__Task statement__:
Output every line of the material exactly, omitting images.

+++

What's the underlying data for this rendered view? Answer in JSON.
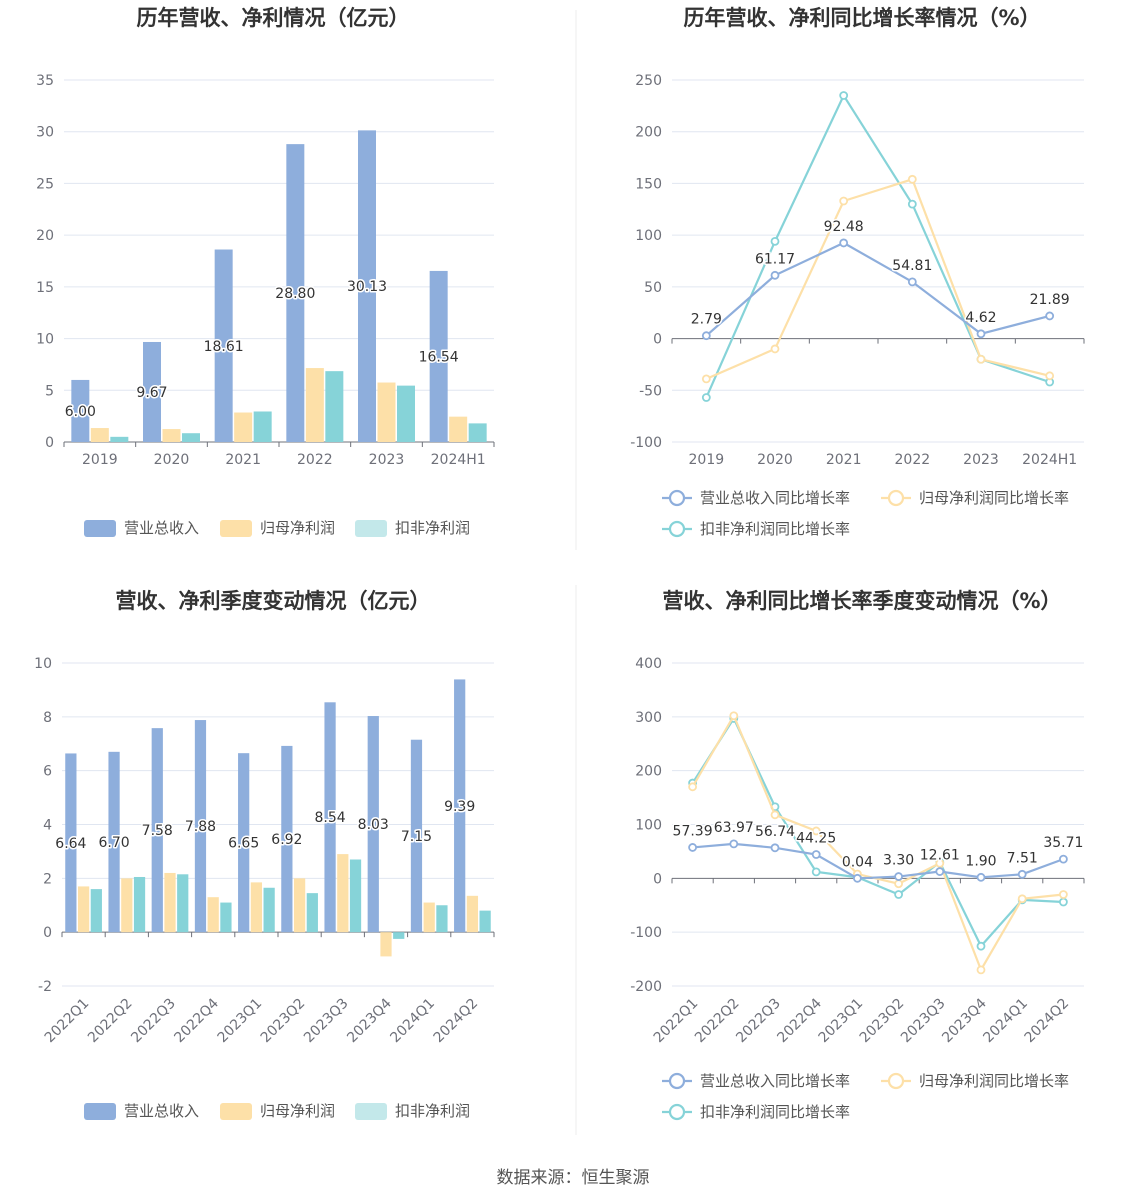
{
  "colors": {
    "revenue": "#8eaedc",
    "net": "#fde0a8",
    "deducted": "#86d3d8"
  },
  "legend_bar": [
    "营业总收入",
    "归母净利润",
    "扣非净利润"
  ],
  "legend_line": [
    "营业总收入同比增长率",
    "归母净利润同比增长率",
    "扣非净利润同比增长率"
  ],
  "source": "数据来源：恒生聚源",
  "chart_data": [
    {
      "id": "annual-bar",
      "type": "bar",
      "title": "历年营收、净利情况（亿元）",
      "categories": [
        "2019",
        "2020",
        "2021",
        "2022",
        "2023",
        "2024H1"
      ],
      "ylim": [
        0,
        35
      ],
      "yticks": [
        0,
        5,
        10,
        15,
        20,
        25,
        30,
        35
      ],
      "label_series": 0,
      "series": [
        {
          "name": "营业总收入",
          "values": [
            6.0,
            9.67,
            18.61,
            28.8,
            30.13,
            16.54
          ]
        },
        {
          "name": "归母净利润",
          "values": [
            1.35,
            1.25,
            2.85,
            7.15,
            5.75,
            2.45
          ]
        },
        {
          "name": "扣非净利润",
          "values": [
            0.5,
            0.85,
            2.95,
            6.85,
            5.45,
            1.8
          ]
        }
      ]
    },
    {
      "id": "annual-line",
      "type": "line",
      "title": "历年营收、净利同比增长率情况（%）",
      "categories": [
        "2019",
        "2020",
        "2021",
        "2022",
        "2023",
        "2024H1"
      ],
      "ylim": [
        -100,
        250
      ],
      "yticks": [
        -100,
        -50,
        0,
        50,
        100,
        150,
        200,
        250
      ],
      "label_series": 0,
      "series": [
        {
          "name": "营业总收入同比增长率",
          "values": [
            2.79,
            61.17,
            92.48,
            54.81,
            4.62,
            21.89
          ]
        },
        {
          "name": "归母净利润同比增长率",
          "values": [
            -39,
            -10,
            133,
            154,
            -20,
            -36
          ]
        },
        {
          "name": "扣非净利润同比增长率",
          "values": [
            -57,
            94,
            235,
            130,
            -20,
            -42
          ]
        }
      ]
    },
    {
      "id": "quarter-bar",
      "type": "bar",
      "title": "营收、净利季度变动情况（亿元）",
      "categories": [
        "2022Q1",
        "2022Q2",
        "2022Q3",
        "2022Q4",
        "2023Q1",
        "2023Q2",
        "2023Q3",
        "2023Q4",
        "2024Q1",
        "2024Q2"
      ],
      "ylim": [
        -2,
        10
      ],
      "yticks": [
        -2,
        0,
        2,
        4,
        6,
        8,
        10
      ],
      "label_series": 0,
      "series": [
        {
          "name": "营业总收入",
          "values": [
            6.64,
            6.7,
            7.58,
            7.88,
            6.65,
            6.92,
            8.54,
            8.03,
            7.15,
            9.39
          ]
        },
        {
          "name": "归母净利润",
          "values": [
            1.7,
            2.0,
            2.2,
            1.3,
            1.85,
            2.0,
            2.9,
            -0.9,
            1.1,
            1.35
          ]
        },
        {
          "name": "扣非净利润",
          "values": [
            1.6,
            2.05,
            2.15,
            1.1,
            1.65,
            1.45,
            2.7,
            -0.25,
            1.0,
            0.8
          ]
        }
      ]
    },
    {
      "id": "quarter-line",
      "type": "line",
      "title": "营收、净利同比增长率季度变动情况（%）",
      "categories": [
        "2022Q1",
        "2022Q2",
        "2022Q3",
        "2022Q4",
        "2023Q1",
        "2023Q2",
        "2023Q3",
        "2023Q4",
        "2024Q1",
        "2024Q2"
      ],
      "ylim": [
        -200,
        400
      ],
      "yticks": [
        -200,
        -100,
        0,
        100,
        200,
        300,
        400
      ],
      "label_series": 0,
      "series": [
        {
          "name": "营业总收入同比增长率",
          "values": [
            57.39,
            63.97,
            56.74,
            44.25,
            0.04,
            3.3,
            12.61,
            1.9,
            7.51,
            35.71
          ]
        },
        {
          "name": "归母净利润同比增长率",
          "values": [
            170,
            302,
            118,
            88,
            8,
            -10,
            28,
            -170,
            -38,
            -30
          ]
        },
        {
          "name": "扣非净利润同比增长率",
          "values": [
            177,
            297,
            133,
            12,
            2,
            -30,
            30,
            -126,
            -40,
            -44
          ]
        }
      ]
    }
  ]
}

+++

__Expected output__:
What's the underlying data for this rendered view? Answer in JSON.
{
  "colors": {
    "revenue": "#8eaedc",
    "net": "#fde0a8",
    "deducted": "#86d3d8"
  },
  "legend_bar": [
    "营业总收入",
    "归母净利润",
    "扣非净利润"
  ],
  "legend_line": [
    "营业总收入同比增长率",
    "归母净利润同比增长率",
    "扣非净利润同比增长率"
  ],
  "source": "数据来源：恒生聚源",
  "chart_data": [
    {
      "id": "annual-bar",
      "type": "bar",
      "title": "历年营收、净利情况（亿元）",
      "categories": [
        "2019",
        "2020",
        "2021",
        "2022",
        "2023",
        "2024H1"
      ],
      "ylim": [
        0,
        35
      ],
      "yticks": [
        0,
        5,
        10,
        15,
        20,
        25,
        30,
        35
      ],
      "label_series": 0,
      "series": [
        {
          "name": "营业总收入",
          "values": [
            6.0,
            9.67,
            18.61,
            28.8,
            30.13,
            16.54
          ]
        },
        {
          "name": "归母净利润",
          "values": [
            1.35,
            1.25,
            2.85,
            7.15,
            5.75,
            2.45
          ]
        },
        {
          "name": "扣非净利润",
          "values": [
            0.5,
            0.85,
            2.95,
            6.85,
            5.45,
            1.8
          ]
        }
      ]
    },
    {
      "id": "annual-line",
      "type": "line",
      "title": "历年营收、净利同比增长率情况（%）",
      "categories": [
        "2019",
        "2020",
        "2021",
        "2022",
        "2023",
        "2024H1"
      ],
      "ylim": [
        -100,
        250
      ],
      "yticks": [
        -100,
        -50,
        0,
        50,
        100,
        150,
        200,
        250
      ],
      "label_series": 0,
      "series": [
        {
          "name": "营业总收入同比增长率",
          "values": [
            2.79,
            61.17,
            92.48,
            54.81,
            4.62,
            21.89
          ]
        },
        {
          "name": "归母净利润同比增长率",
          "values": [
            -39,
            -10,
            133,
            154,
            -20,
            -36
          ]
        },
        {
          "name": "扣非净利润同比增长率",
          "values": [
            -57,
            94,
            235,
            130,
            -20,
            -42
          ]
        }
      ]
    },
    {
      "id": "quarter-bar",
      "type": "bar",
      "title": "营收、净利季度变动情况（亿元）",
      "categories": [
        "2022Q1",
        "2022Q2",
        "2022Q3",
        "2022Q4",
        "2023Q1",
        "2023Q2",
        "2023Q3",
        "2023Q4",
        "2024Q1",
        "2024Q2"
      ],
      "ylim": [
        -2,
        10
      ],
      "yticks": [
        -2,
        0,
        2,
        4,
        6,
        8,
        10
      ],
      "label_series": 0,
      "series": [
        {
          "name": "营业总收入",
          "values": [
            6.64,
            6.7,
            7.58,
            7.88,
            6.65,
            6.92,
            8.54,
            8.03,
            7.15,
            9.39
          ]
        },
        {
          "name": "归母净利润",
          "values": [
            1.7,
            2.0,
            2.2,
            1.3,
            1.85,
            2.0,
            2.9,
            -0.9,
            1.1,
            1.35
          ]
        },
        {
          "name": "扣非净利润",
          "values": [
            1.6,
            2.05,
            2.15,
            1.1,
            1.65,
            1.45,
            2.7,
            -0.25,
            1.0,
            0.8
          ]
        }
      ]
    },
    {
      "id": "quarter-line",
      "type": "line",
      "title": "营收、净利同比增长率季度变动情况（%）",
      "categories": [
        "2022Q1",
        "2022Q2",
        "2022Q3",
        "2022Q4",
        "2023Q1",
        "2023Q2",
        "2023Q3",
        "2023Q4",
        "2024Q1",
        "2024Q2"
      ],
      "ylim": [
        -200,
        400
      ],
      "yticks": [
        -200,
        -100,
        0,
        100,
        200,
        300,
        400
      ],
      "label_series": 0,
      "series": [
        {
          "name": "营业总收入同比增长率",
          "values": [
            57.39,
            63.97,
            56.74,
            44.25,
            0.04,
            3.3,
            12.61,
            1.9,
            7.51,
            35.71
          ]
        },
        {
          "name": "归母净利润同比增长率",
          "values": [
            170,
            302,
            118,
            88,
            8,
            -10,
            28,
            -170,
            -38,
            -30
          ]
        },
        {
          "name": "扣非净利润同比增长率",
          "values": [
            177,
            297,
            133,
            12,
            2,
            -30,
            30,
            -126,
            -40,
            -44
          ]
        }
      ]
    }
  ]
}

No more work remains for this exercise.